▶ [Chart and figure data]

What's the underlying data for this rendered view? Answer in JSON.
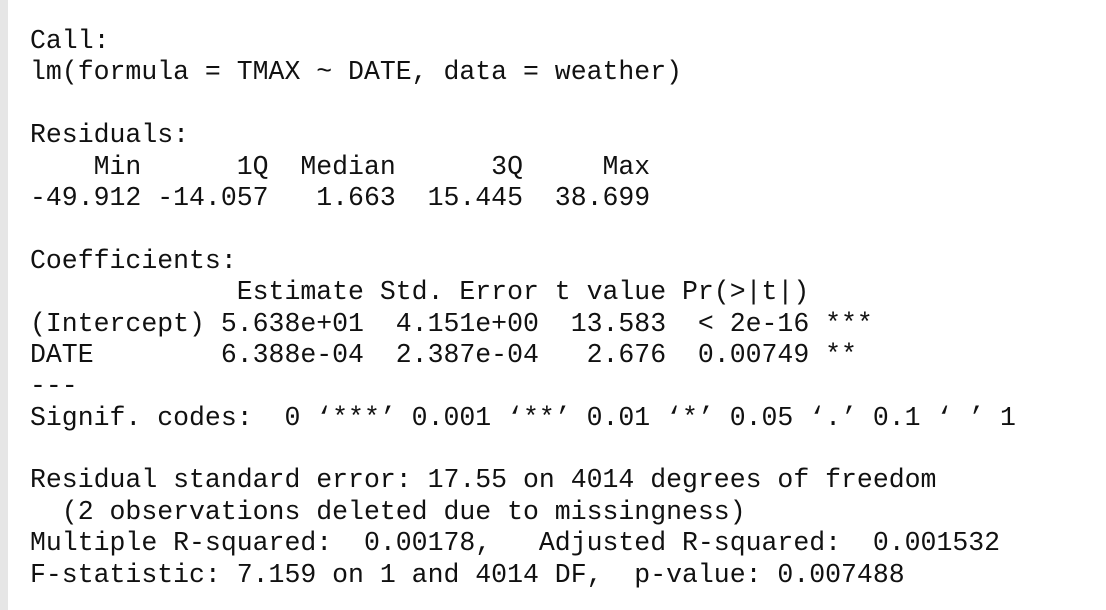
{
  "call": {
    "label": "Call:",
    "lines": [
      "lm(formula = TMAX ~ DATE, data = weather)"
    ]
  },
  "residuals": {
    "label": "Residuals:",
    "lines": [
      "    Min      1Q  Median      3Q     Max",
      "-49.912 -14.057   1.663  15.445  38.699"
    ]
  },
  "coefficients": {
    "label": "Coefficients:",
    "lines": [
      "             Estimate Std. Error t value Pr(>|t|)",
      "(Intercept) 5.638e+01  4.151e+00  13.583  < 2e-16 ***",
      "DATE        6.388e-04  2.387e-04   2.676  0.00749 **",
      "---",
      "Signif. codes:  0 ‘***’ 0.001 ‘**’ 0.01 ‘*’ 0.05 ‘.’ 0.1 ‘ ’ 1"
    ]
  },
  "summary": {
    "lines": [
      "Residual standard error: 17.55 on 4014 degrees of freedom",
      "  (2 observations deleted due to missingness)",
      "Multiple R-squared:  0.00178,   Adjusted R-squared:  0.001532",
      "F-statistic: 7.159 on 1 and 4014 DF,  p-value: 0.007488"
    ]
  }
}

▶ [Direction] Pick out all the lines with the word "value" in them and copy them.

▶ [Solution below]
      "             Estimate Std. Error t value Pr(>|t|)",
      "F-statistic: 7.159 on 1 and 4014 DF,  p-value: 0.007488"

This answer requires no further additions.